═══ Data provided ═══
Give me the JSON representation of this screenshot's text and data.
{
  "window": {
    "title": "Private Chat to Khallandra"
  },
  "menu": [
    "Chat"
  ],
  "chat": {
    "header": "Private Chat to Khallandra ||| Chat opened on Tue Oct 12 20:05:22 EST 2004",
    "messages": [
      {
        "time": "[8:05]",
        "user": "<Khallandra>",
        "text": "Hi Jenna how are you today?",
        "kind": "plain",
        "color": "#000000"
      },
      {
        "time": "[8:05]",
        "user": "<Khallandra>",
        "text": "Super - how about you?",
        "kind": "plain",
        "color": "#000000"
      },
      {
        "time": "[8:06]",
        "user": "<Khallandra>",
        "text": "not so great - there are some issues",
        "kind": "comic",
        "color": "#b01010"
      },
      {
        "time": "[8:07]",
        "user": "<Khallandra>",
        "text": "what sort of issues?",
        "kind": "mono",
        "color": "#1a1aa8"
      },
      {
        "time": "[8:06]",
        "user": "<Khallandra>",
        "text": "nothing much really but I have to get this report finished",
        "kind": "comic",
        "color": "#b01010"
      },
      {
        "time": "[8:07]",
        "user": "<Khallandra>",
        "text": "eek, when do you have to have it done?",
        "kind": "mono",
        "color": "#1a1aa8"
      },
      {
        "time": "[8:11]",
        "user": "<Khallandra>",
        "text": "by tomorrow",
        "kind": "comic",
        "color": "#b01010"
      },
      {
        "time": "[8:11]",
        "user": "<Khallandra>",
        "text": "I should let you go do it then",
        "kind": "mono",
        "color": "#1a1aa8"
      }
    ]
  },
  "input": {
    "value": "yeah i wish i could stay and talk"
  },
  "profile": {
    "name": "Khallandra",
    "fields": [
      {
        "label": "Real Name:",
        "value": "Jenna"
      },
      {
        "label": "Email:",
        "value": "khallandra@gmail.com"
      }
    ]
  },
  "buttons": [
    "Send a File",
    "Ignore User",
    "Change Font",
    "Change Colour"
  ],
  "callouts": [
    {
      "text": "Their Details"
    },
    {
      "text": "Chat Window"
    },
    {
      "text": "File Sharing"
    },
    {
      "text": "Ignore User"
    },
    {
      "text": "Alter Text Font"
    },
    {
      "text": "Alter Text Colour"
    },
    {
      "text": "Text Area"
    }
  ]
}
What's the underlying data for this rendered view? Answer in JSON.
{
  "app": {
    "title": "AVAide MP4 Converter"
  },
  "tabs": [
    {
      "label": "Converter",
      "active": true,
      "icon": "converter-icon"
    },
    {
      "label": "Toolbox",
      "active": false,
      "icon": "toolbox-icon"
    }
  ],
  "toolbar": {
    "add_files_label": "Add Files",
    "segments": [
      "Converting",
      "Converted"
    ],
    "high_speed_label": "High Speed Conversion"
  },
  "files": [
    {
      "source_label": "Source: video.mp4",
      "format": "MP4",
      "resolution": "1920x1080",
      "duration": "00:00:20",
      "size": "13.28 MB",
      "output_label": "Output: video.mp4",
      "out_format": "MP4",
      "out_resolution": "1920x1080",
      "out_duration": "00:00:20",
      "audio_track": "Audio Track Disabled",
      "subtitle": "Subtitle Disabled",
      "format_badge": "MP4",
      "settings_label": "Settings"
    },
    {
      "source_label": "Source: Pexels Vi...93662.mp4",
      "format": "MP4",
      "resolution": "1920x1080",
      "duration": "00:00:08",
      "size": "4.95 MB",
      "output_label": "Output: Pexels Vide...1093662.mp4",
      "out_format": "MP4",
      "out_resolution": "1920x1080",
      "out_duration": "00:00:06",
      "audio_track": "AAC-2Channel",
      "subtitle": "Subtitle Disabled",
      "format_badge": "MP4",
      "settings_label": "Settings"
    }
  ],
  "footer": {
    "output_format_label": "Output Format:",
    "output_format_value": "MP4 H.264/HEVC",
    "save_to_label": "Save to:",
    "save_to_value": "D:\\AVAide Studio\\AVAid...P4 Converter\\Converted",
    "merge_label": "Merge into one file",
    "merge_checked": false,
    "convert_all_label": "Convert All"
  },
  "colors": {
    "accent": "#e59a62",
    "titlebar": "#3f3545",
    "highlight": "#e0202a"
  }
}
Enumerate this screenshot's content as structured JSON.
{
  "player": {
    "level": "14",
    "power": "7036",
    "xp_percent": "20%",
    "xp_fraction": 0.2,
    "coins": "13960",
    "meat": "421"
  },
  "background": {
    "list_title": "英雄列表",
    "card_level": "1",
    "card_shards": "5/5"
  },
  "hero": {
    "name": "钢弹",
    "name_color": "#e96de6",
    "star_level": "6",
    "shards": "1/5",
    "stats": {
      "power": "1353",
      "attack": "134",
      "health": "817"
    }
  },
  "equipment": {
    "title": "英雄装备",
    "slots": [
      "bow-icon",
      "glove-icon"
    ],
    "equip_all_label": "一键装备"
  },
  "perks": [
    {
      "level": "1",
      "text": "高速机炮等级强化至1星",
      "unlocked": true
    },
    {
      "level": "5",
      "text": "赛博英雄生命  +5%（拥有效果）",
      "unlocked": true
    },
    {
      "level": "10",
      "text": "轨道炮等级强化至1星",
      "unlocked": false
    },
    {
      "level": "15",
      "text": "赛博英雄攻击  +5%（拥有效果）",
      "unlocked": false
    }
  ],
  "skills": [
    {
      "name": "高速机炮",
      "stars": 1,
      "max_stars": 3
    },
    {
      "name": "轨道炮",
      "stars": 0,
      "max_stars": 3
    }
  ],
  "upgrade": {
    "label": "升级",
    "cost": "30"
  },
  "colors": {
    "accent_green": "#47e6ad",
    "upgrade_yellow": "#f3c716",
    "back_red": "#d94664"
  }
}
═══
Task
Reproduce the full listing above, character for character.

The solution
Give me the JSON representation of this screenshot's text and data.
{
  "window": {
    "title": "Private Chat to Khallandra"
  },
  "menu": [
    "Chat"
  ],
  "chat": {
    "header": "Private Chat to Khallandra ||| Chat opened on Tue Oct 12 20:05:22 EST 2004",
    "messages": [
      {
        "time": "[8:05]",
        "user": "<Khallandra>",
        "text": "Hi Jenna how are you today?",
        "kind": "plain",
        "color": "#000000"
      },
      {
        "time": "[8:05]",
        "user": "<Khallandra>",
        "text": "Super - how about you?",
        "kind": "plain",
        "color": "#000000"
      },
      {
        "time": "[8:06]",
        "user": "<Khallandra>",
        "text": "not so great - there are some issues",
        "kind": "comic",
        "color": "#b01010"
      },
      {
        "time": "[8:07]",
        "user": "<Khallandra>",
        "text": "what sort of issues?",
        "kind": "mono",
        "color": "#1a1aa8"
      },
      {
        "time": "[8:06]",
        "user": "<Khallandra>",
        "text": "nothing much really but I have to get this report finished",
        "kind": "comic",
        "color": "#b01010"
      },
      {
        "time": "[8:07]",
        "user": "<Khallandra>",
        "text": "eek, when do you have to have it done?",
        "kind": "mono",
        "color": "#1a1aa8"
      },
      {
        "time": "[8:11]",
        "user": "<Khallandra>",
        "text": "by tomorrow",
        "kind": "comic",
        "color": "#b01010"
      },
      {
        "time": "[8:11]",
        "user": "<Khallandra>",
        "text": "I should let you go do it then",
        "kind": "mono",
        "color": "#1a1aa8"
      }
    ]
  },
  "input": {
    "value": "yeah i wish i could stay and talk"
  },
  "profile": {
    "name": "Khallandra",
    "fields": [
      {
        "label": "Real Name:",
        "value": "Jenna"
      },
      {
        "label": "Email:",
        "value": "khallandra@gmail.com"
      }
    ]
  },
  "buttons": [
    "Send a File",
    "Ignore User",
    "Change Font",
    "Change Colour"
  ],
  "callouts": [
    {
      "text": "Their Details"
    },
    {
      "text": "Chat Window"
    },
    {
      "text": "File Sharing"
    },
    {
      "text": "Ignore User"
    },
    {
      "text": "Alter Text Font"
    },
    {
      "text": "Alter Text Colour"
    },
    {
      "text": "Text Area"
    }
  ]
}
What's the underlying data for this rendered view? Answer in JSON.
{
  "app": {
    "title": "AVAide MP4 Converter"
  },
  "tabs": [
    {
      "label": "Converter",
      "active": true,
      "icon": "converter-icon"
    },
    {
      "label": "Toolbox",
      "active": false,
      "icon": "toolbox-icon"
    }
  ],
  "toolbar": {
    "add_files_label": "Add Files",
    "segments": [
      "Converting",
      "Converted"
    ],
    "high_speed_label": "High Speed Conversion"
  },
  "files": [
    {
      "source_label": "Source: video.mp4",
      "format": "MP4",
      "resolution": "1920x1080",
      "duration": "00:00:20",
      "size": "13.28 MB",
      "output_label": "Output: video.mp4",
      "out_format": "MP4",
      "out_resolution": "1920x1080",
      "out_duration": "00:00:20",
      "audio_track": "Audio Track Disabled",
      "subtitle": "Subtitle Disabled",
      "format_badge": "MP4",
      "settings_label": "Settings"
    },
    {
      "source_label": "Source: Pexels Vi...93662.mp4",
      "format": "MP4",
      "resolution": "1920x1080",
      "duration": "00:00:08",
      "size": "4.95 MB",
      "output_label": "Output: Pexels Vide...1093662.mp4",
      "out_format": "MP4",
      "out_resolution": "1920x1080",
      "out_duration": "00:00:06",
      "audio_track": "AAC-2Channel",
      "subtitle": "Subtitle Disabled",
      "format_badge": "MP4",
      "settings_label": "Settings"
    }
  ],
  "footer": {
    "output_format_label": "Output Format:",
    "output_format_value": "MP4 H.264/HEVC",
    "save_to_label": "Save to:",
    "save_to_value": "D:\\AVAide Studio\\AVAid...P4 Converter\\Converted",
    "merge_label": "Merge into one file",
    "merge_checked": false,
    "convert_all_label": "Convert All"
  },
  "colors": {
    "accent": "#e59a62",
    "titlebar": "#3f3545",
    "highlight": "#e0202a"
  }
}
Enumerate this screenshot's content as structured JSON.
{
  "player": {
    "level": "14",
    "power": "7036",
    "xp_percent": "20%",
    "xp_fraction": 0.2,
    "coins": "13960",
    "meat": "421"
  },
  "background": {
    "list_title": "英雄列表",
    "card_level": "1",
    "card_shards": "5/5"
  },
  "hero": {
    "name": "钢弹",
    "name_color": "#e96de6",
    "star_level": "6",
    "shards": "1/5",
    "stats": {
      "power": "1353",
      "attack": "134",
      "health": "817"
    }
  },
  "equipment": {
    "title": "英雄装备",
    "slots": [
      "bow-icon",
      "glove-icon"
    ],
    "equip_all_label": "一键装备"
  },
  "perks": [
    {
      "level": "1",
      "text": "高速机炮等级强化至1星",
      "unlocked": true
    },
    {
      "level": "5",
      "text": "赛博英雄生命  +5%（拥有效果）",
      "unlocked": true
    },
    {
      "level": "10",
      "text": "轨道炮等级强化至1星",
      "unlocked": false
    },
    {
      "level": "15",
      "text": "赛博英雄攻击  +5%（拥有效果）",
      "unlocked": false
    }
  ],
  "skills": [
    {
      "name": "高速机炮",
      "stars": 1,
      "max_stars": 3
    },
    {
      "name": "轨道炮",
      "stars": 0,
      "max_stars": 3
    }
  ],
  "upgrade": {
    "label": "升级",
    "cost": "30"
  },
  "colors": {
    "accent_green": "#47e6ad",
    "upgrade_yellow": "#f3c716",
    "back_red": "#d94664"
  }
}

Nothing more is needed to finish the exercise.